Dataset entries:
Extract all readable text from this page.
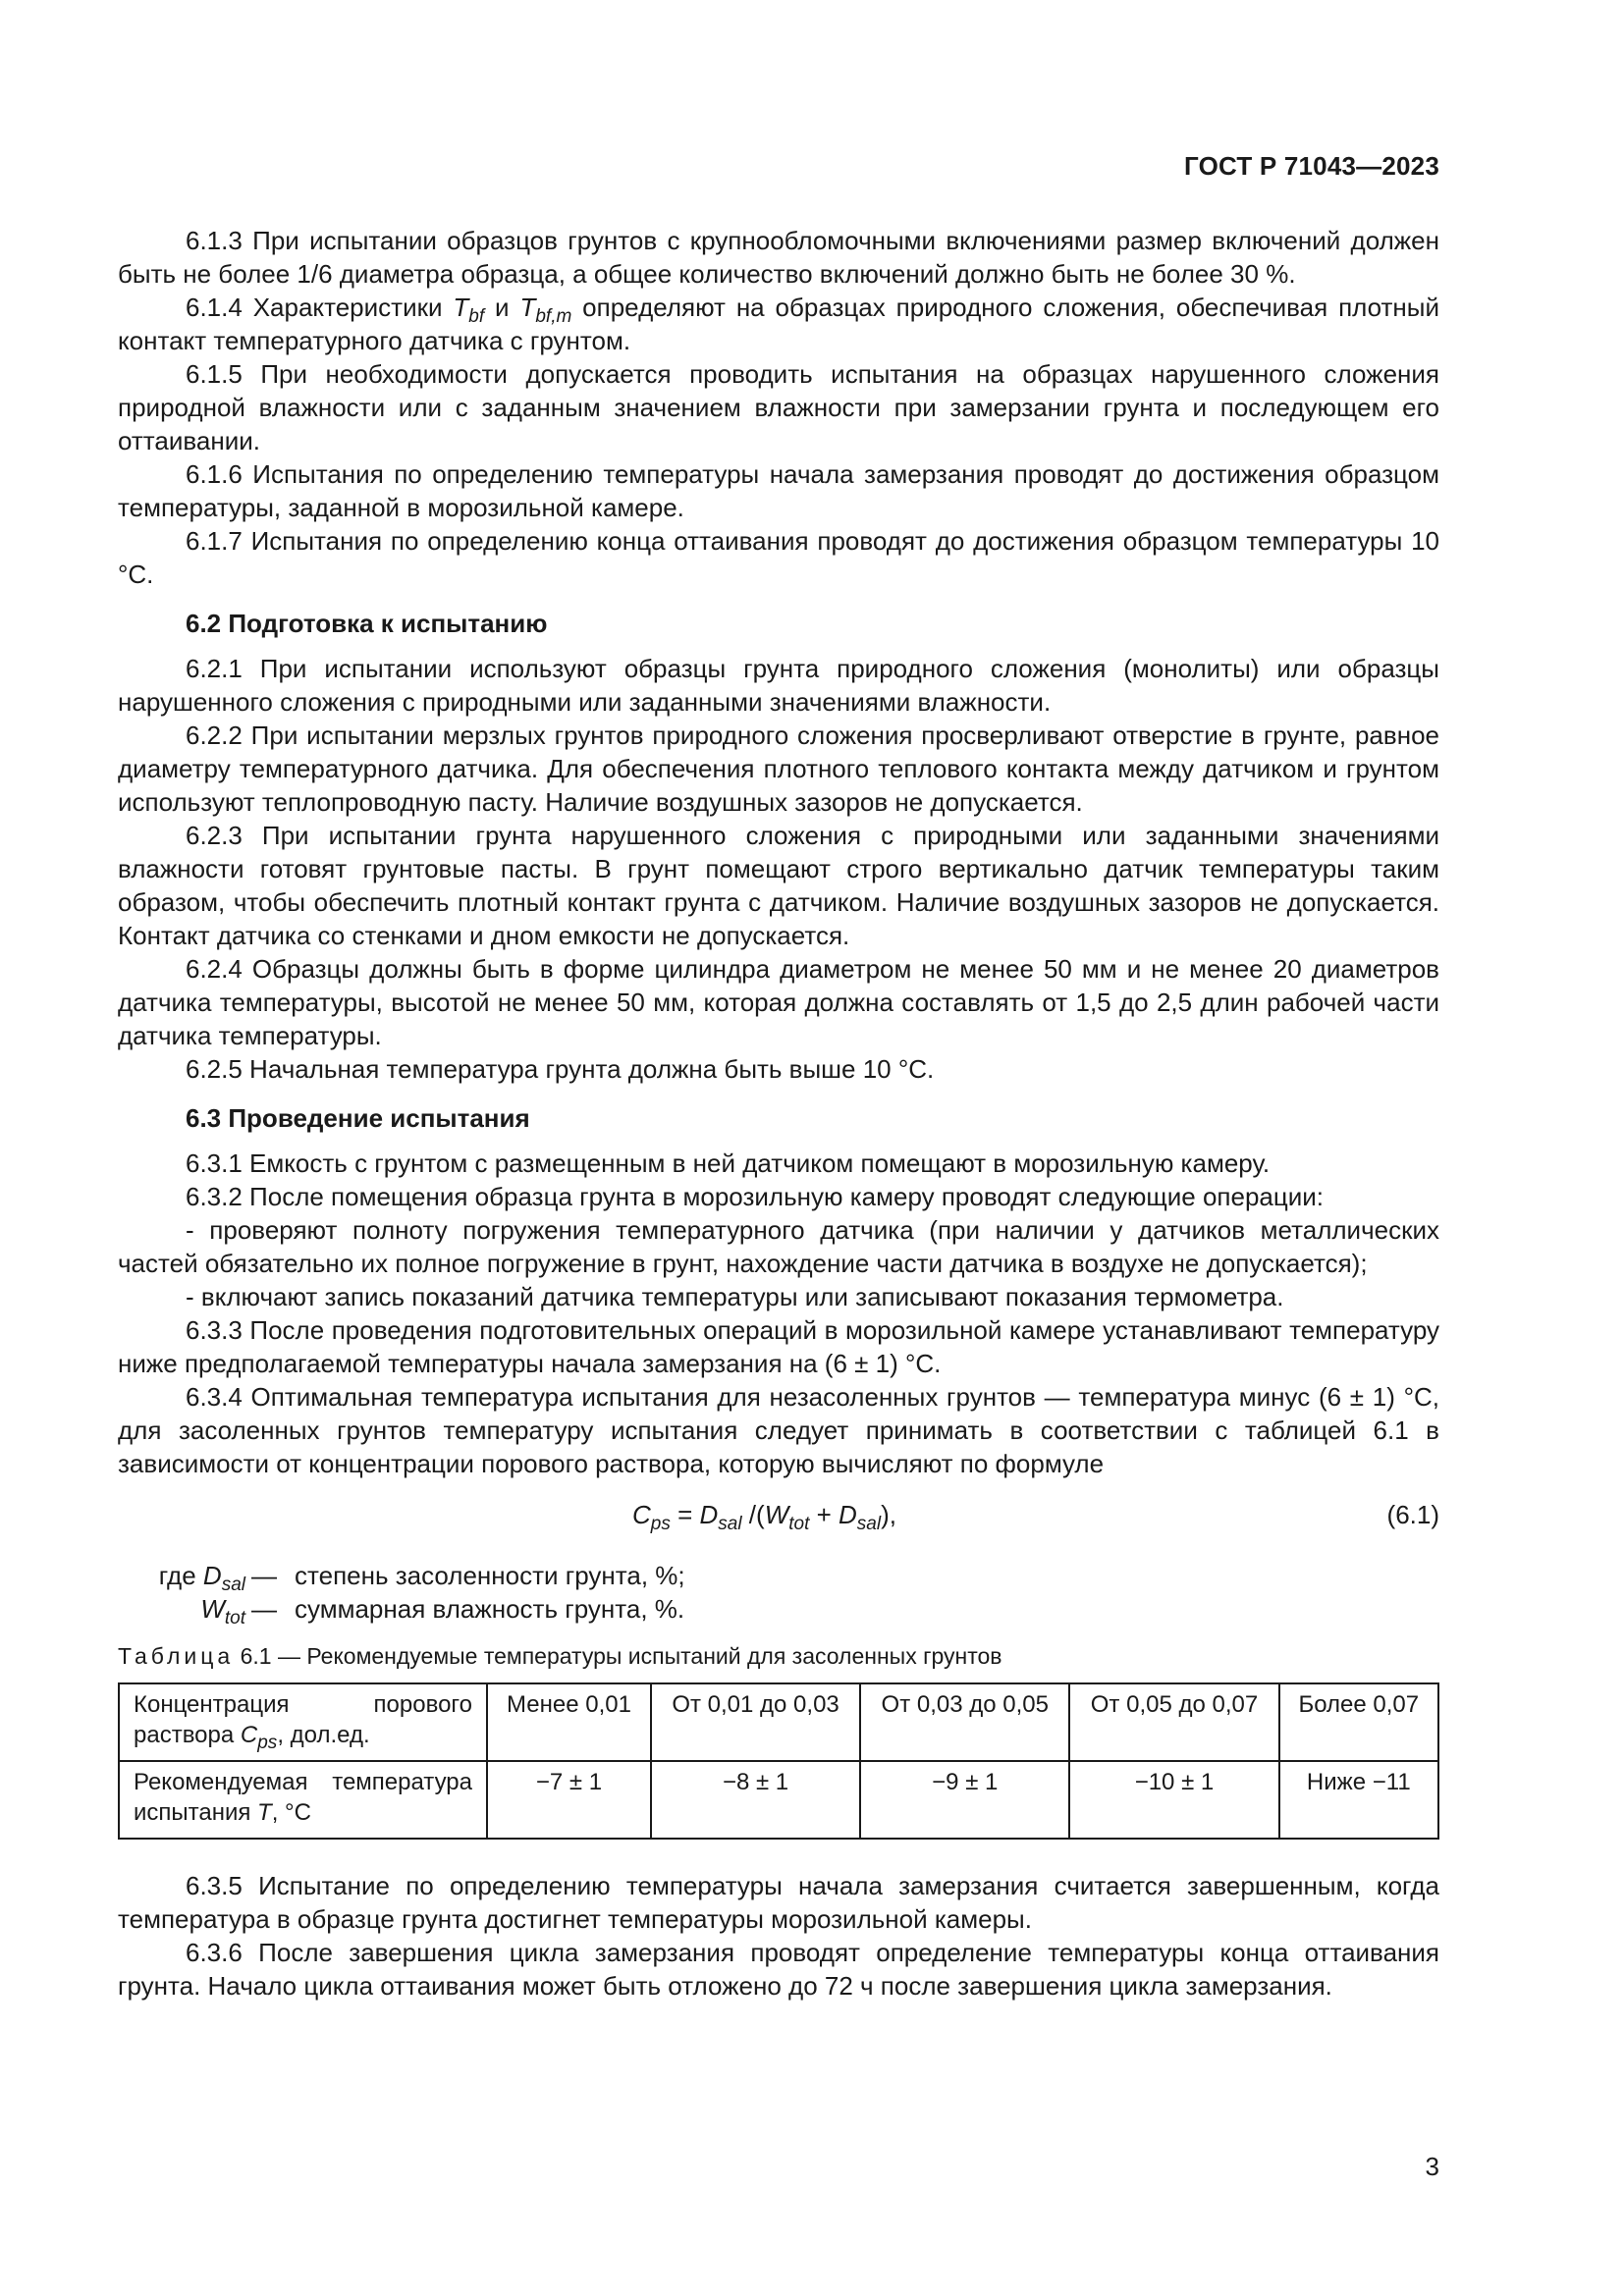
ГОСТ Р 71043—2023

6.1.3 При испытании образцов грунтов с крупнообломочными включениями размер включений должен быть не более 1/6 диаметра образца, а общее количество включений должно быть не более 30 %.

6.1.4 Характеристики $T_{bf}$ и $T_{bf,m}$ определяют на образцах природного сложения, обеспечивая плотный контакт температурного датчика с грунтом.

6.1.5 При необходимости допускается проводить испытания на образцах нарушенного сложения природной влажности или с заданным значением влажности при замерзании грунта и последующем его оттаивании.

6.1.6 Испытания по определению температуры начала замерзания проводят до достижения образцом температуры, заданной в морозильной камере.

6.1.7 Испытания по определению конца оттаивания проводят до достижения образцом температуры 10 °С.

6.2 Подготовка к испытанию

6.2.1 При испытании используют образцы грунта природного сложения (монолиты) или образцы нарушенного сложения с природными или заданными значениями влажности.

6.2.2 При испытании мерзлых грунтов природного сложения просверливают отверстие в грунте, равное диаметру температурного датчика. Для обеспечения плотного теплового контакта между датчиком и грунтом используют теплопроводную пасту. Наличие воздушных зазоров не допускается.

6.2.3 При испытании грунта нарушенного сложения с природными или заданными значениями влажности готовят грунтовые пасты. В грунт помещают строго вертикально датчик температуры таким образом, чтобы обеспечить плотный контакт грунта с датчиком. Наличие воздушных зазоров не допускается. Контакт датчика со стенками и дном емкости не допускается.

6.2.4 Образцы должны быть в форме цилиндра диаметром не менее 50 мм и не менее 20 диаметров датчика температуры, высотой не менее 50 мм, которая должна составлять от 1,5 до 2,5 длин рабочей части датчика температуры.

6.2.5 Начальная температура грунта должна быть выше 10 °С.

6.3 Проведение испытания

6.3.1 Емкость с грунтом с размещенным в ней датчиком помещают в морозильную камеру.

6.3.2 После помещения образца грунта в морозильную камеру проводят следующие операции:

- проверяют полноту погружения температурного датчика (при наличии у датчиков металлических частей обязательно их полное погружение в грунт, нахождение части датчика в воздухе не допускается);

- включают запись показаний датчика температуры или записывают показания термометра.

6.3.3 После проведения подготовительных операций в морозильной камере устанавливают температуру ниже предполагаемой температуры начала замерзания на (6 ± 1) °С.

6.3.4 Оптимальная температура испытания для незасоленных грунтов — температура минус (6 ± 1) °С, для засоленных грунтов температуру испытания следует принимать в соответствии с таблицей 6.1 в зависимости от концентрации порового раствора, которую вычисляют по формуле

$C_{ps} = D_{sal}$ $/(W_{tot} + D_{sal})$,	(6.1)
где $D_{sal}$ — степень засоленности грунта, %;
$W_{tot}$ — суммарная влажность грунта, %.
Таблица 6.1 — Рекомендуемые температуры испытаний для засоленных грунтов
Концентрация порового раствора $C_{ps}$, дол.ед.	Менее 0,01	От 0,01 до 0,03	От 0,03 до 0,05	От 0,05 до 0,07	Более 0,07
Рекомендуемая температура испытания T, °С	−7 ± 1	−8 ± 1	−9 ± 1	−10 ± 1	Ниже −11

6.3.5 Испытание по определению температуры начала замерзания считается завершенным, когда температура в образце грунта достигнет температуры морозильной камеры.

6.3.6 После завершения цикла замерзания проводят определение температуры конца оттаивания грунта. Начало цикла оттаивания может быть отложено до 72 ч после завершения цикла замерзания.

3
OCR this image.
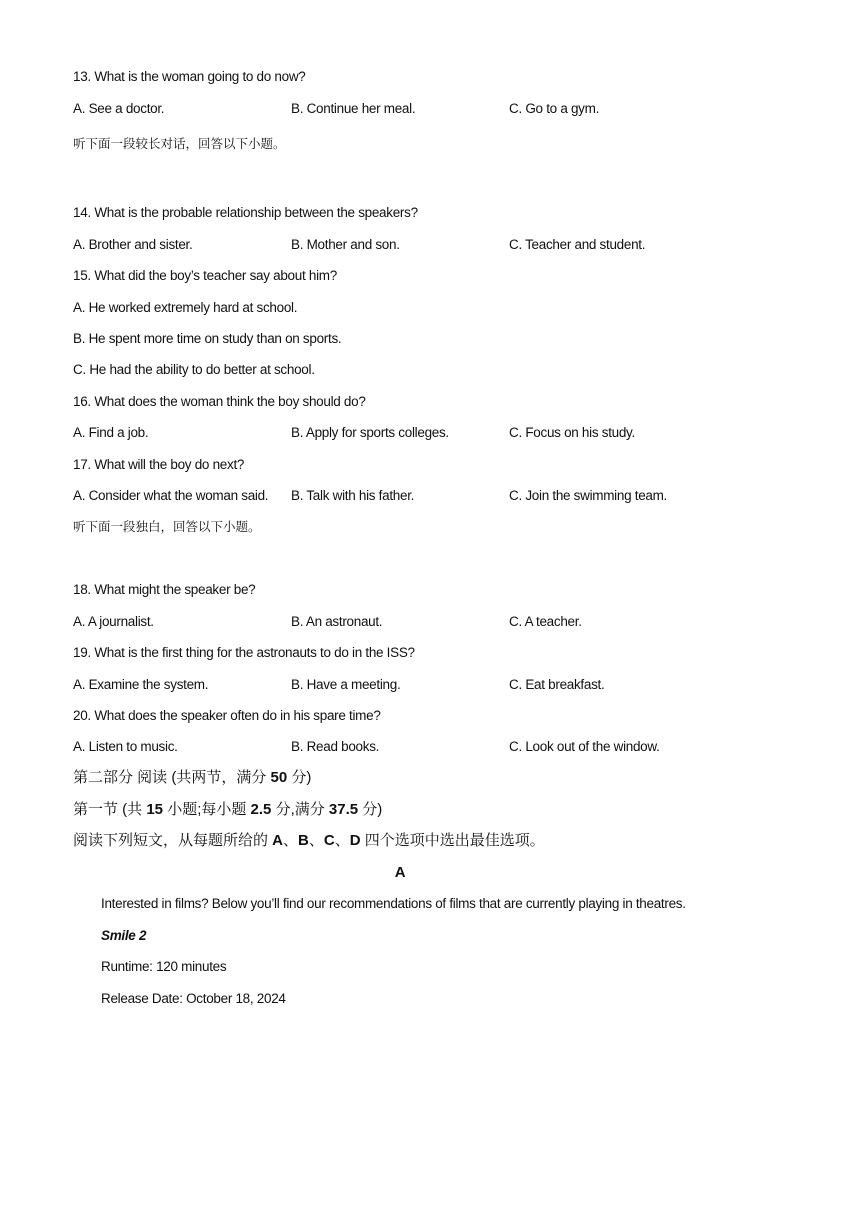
13. What is the woman going to do now?
A. See a doctor.	B. Continue her meal.	C. Go to a gym.
听下面一段较长对话，回答以下小题。
14. What is the probable relationship between the speakers?
A. Brother and sister.	B. Mother and son.	C. Teacher and student.
15. What did the boy’s teacher say about him?
A. He worked extremely hard at school.
B. He spent more time on study than on sports.
C. He had the ability to do better at school.
16. What does the woman think the boy should do?
A. Find a job.	B. Apply for sports colleges.	C. Focus on his study.
17. What will the boy do next?
A. Consider what the woman said. B. Talk with his father.	C. Join the swimming team.
听下面一段独白，回答以下小题。
18. What might the speaker be?
A. A journalist.	B. An astronaut.	C. A teacher.
19. What is the first thing for the astronauts to do in the ISS?
A. Examine the system.	B. Have a meeting.	C. Eat breakfast.
20. What does the speaker often do in his spare time?
A. Listen to music.	B. Read books.	C. Look out of the window.
第二部分 阅读 (共两节，满分 50 分)
第一节 (共 15 小题;每小题 2.5 分,满分 37.5 分)
阅读下列短文，从每题所给的 A、B、C、D 四个选项中选出最佳选项。
A
Interested in films? Below you’ll find our recommendations of films that are currently playing in theatres.
Smile 2
Runtime: 120 minutes
Release Date: October 18, 2024
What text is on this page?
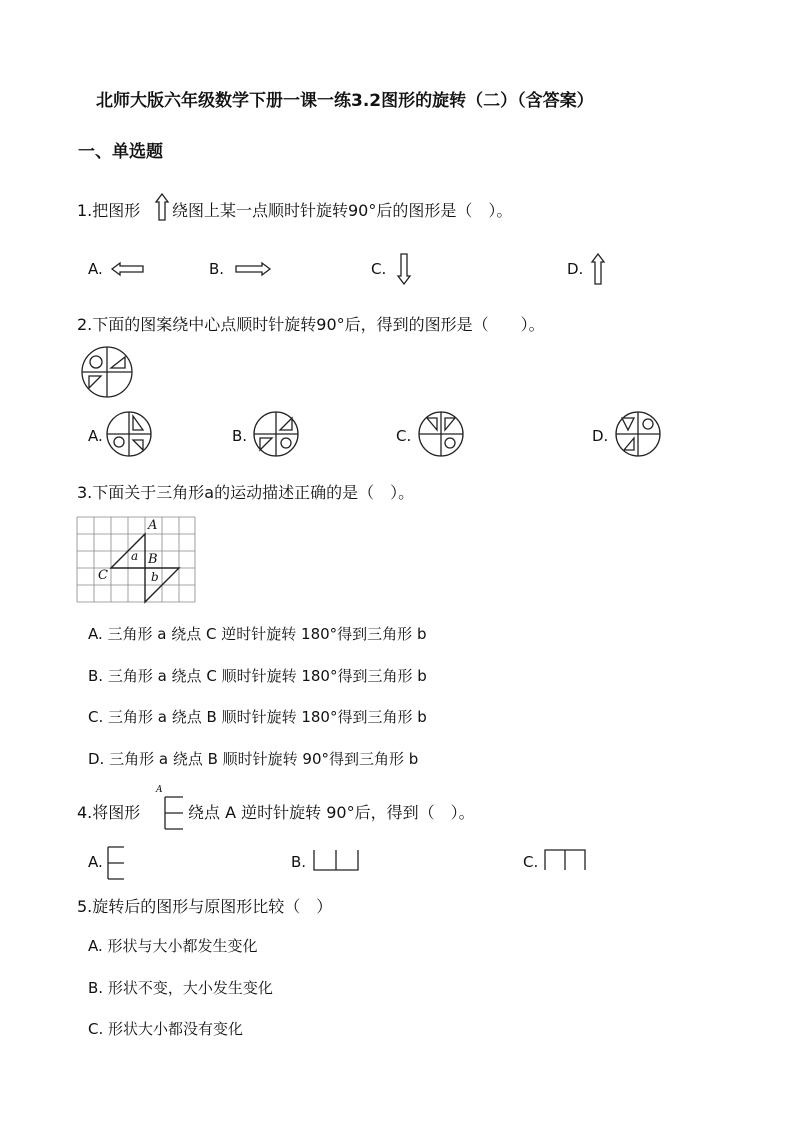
北师大版六年级数学下册一课一练3.2图形的旋转（二）（含答案）
一、单选题
1.把图形 绕图上某一点顺时针旋转90°后的图形是（　）。
A.	B.	C.	D.
2.下面的图案绕中心点顺时针旋转90°后，得到的图形是（　　）。
A.	B.	C.	D.
3.下面关于三角形a的运动描述正确的是（　）。
A
a B
C	b
A. 三角形 a 绕点 C 逆时针旋转 180°得到三角形 b
B. 三角形 a 绕点 C 顺时针旋转 180°得到三角形 b
C. 三角形 a 绕点 B 顺时针旋转 180°得到三角形 b
D. 三角形 a 绕点 B 顺时针旋转 90°得到三角形 b
4.将图形
A
绕点 A 逆时针旋转 90°后，得到（　）。
A.	B.	C.
5.旋转后的图形与原图形比较（　）
A. 形状与大小都发生变化
B. 形状不变，大小发生变化
C. 形状大小都没有变化
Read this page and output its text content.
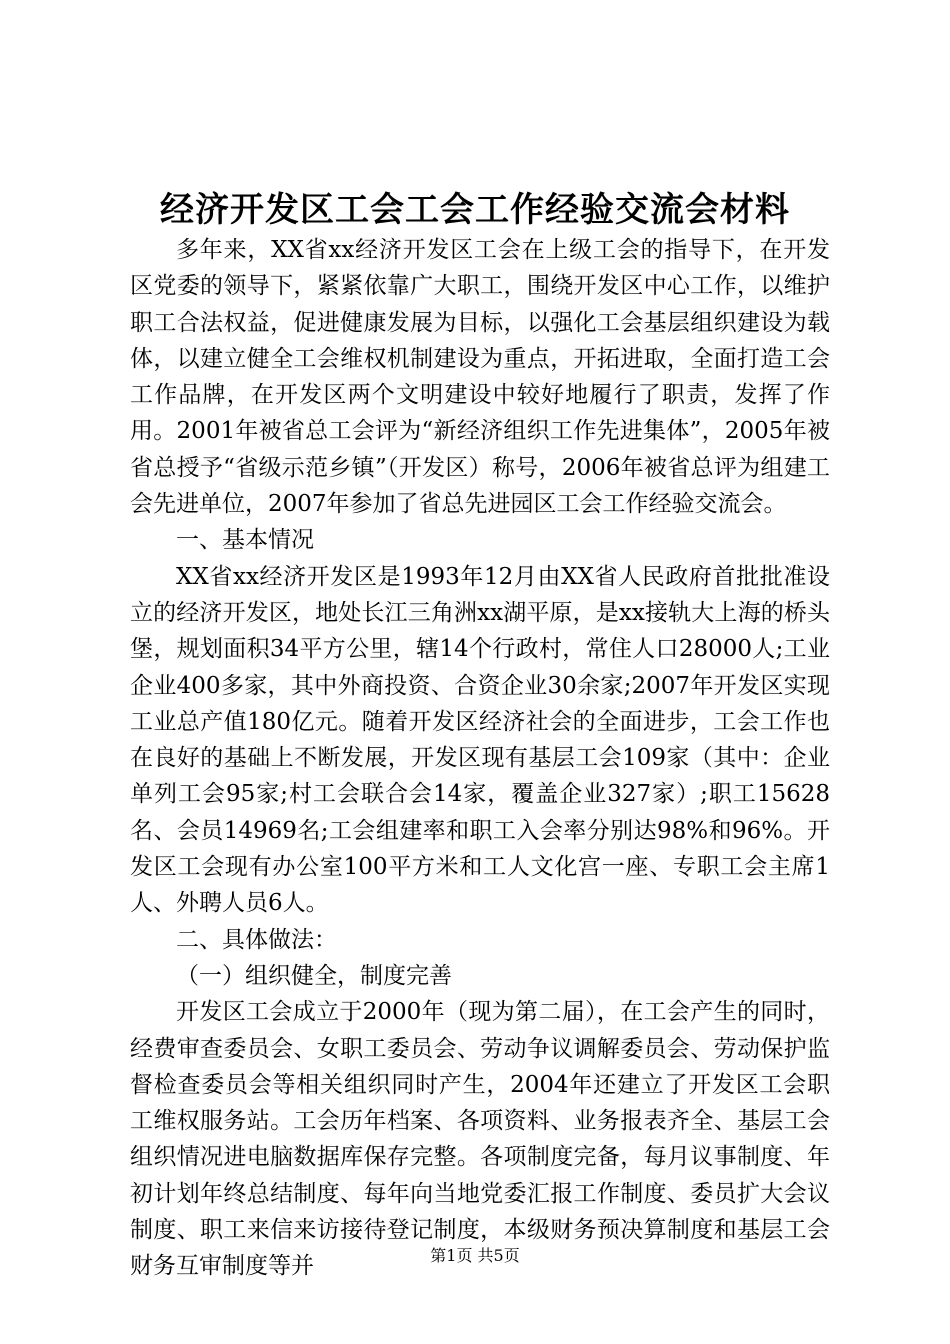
经济开发区工会工会工作经验交流会材料

多年来，XX省xx经济开发区工会在上级工会的指导下，在开发区党委的领导下，紧紧依靠广大职工，围绕开发区中心工作，以维护职工合法权益，促进健康发展为目标，以强化工会基层组织建设为载体，以建立健全工会维权机制建设为重点，开拓进取，全面打造工会工作品牌，在开发区两个文明建设中较好地履行了职责，发挥了作用。2001年被省总工会评为“新经济组织工作先进集体”，2005年被省总授予“省级示范乡镇”（开发区）称号，2006年被省总评为组建工会先进单位，2007年参加了省总先进园区工会工作经验交流会。

一、基本情况

XX省xx经济开发区是1993年12月由XX省人民政府首批批准设立的经济开发区，地处长江三角洲xx湖平原，是xx接轨大上海的桥头堡，规划面积34平方公里，辖14个行政村，常住人口28000人;工业企业400多家，其中外商投资、合资企业30余家;2007年开发区实现工业总产值180亿元。随着开发区经济社会的全面进步，工会工作也在良好的基础上不断发展，开发区现有基层工会109家（其中：企业单列工会95家;村工会联合会14家，覆盖企业327家）;职工15628名、会员14969名;工会组建率和职工入会率分别达98%和96%。开发区工会现有办公室100平方米和工人文化宫一座、专职工会主席1人、外聘人员6人。

二、具体做法：

（一）组织健全，制度完善

开发区工会成立于2000年（现为第二届），在工会产生的同时，经费审查委员会、女职工委员会、劳动争议调解委员会、劳动保护监督检查委员会等相关组织同时产生，2004年还建立了开发区工会职工维权服务站。工会历年档案、各项资料、业务报表齐全、基层工会组织情况进电脑数据库保存完整。各项制度完备，每月议事制度、年初计划年终总结制度、每年向当地党委汇报工作制度、委员扩大会议制度、职工来信来访接待登记制度，本级财务预决算制度和基层工会财务互审制度等并	第1页 共5页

» **Aim of the exercise**: Write down exactly the lines running from the line with "Read this page and output its text content." through the end of the material, both ends included, and none of the pictures.

» **Solution for this task**:
Read this page and output its text content.
经济开发区工会工会工作经验交流会材料

多年来，XX省xx经济开发区工会在上级工会的指导下，在开发区党委的领导下，紧紧依靠广大职工，围绕开发区中心工作，以维护职工合法权益，促进健康发展为目标，以强化工会基层组织建设为载体，以建立健全工会维权机制建设为重点，开拓进取，全面打造工会工作品牌，在开发区两个文明建设中较好地履行了职责，发挥了作用。2001年被省总工会评为“新经济组织工作先进集体”，2005年被省总授予“省级示范乡镇”（开发区）称号，2006年被省总评为组建工会先进单位，2007年参加了省总先进园区工会工作经验交流会。

一、基本情况

XX省xx经济开发区是1993年12月由XX省人民政府首批批准设立的经济开发区，地处长江三角洲xx湖平原，是xx接轨大上海的桥头堡，规划面积34平方公里，辖14个行政村，常住人口28000人;工业企业400多家，其中外商投资、合资企业30余家;2007年开发区实现工业总产值180亿元。随着开发区经济社会的全面进步，工会工作也在良好的基础上不断发展，开发区现有基层工会109家（其中：企业单列工会95家;村工会联合会14家，覆盖企业327家）;职工15628名、会员14969名;工会组建率和职工入会率分别达98%和96%。开发区工会现有办公室100平方米和工人文化宫一座、专职工会主席1人、外聘人员6人。

二、具体做法：

（一）组织健全，制度完善

开发区工会成立于2000年（现为第二届），在工会产生的同时，经费审查委员会、女职工委员会、劳动争议调解委员会、劳动保护监督检查委员会等相关组织同时产生，2004年还建立了开发区工会职工维权服务站。工会历年档案、各项资料、业务报表齐全、基层工会组织情况进电脑数据库保存完整。各项制度完备，每月议事制度、年初计划年终总结制度、每年向当地党委汇报工作制度、委员扩大会议制度、职工来信来访接待登记制度，本级财务预决算制度和基层工会财务互审制度等并	第1页 共5页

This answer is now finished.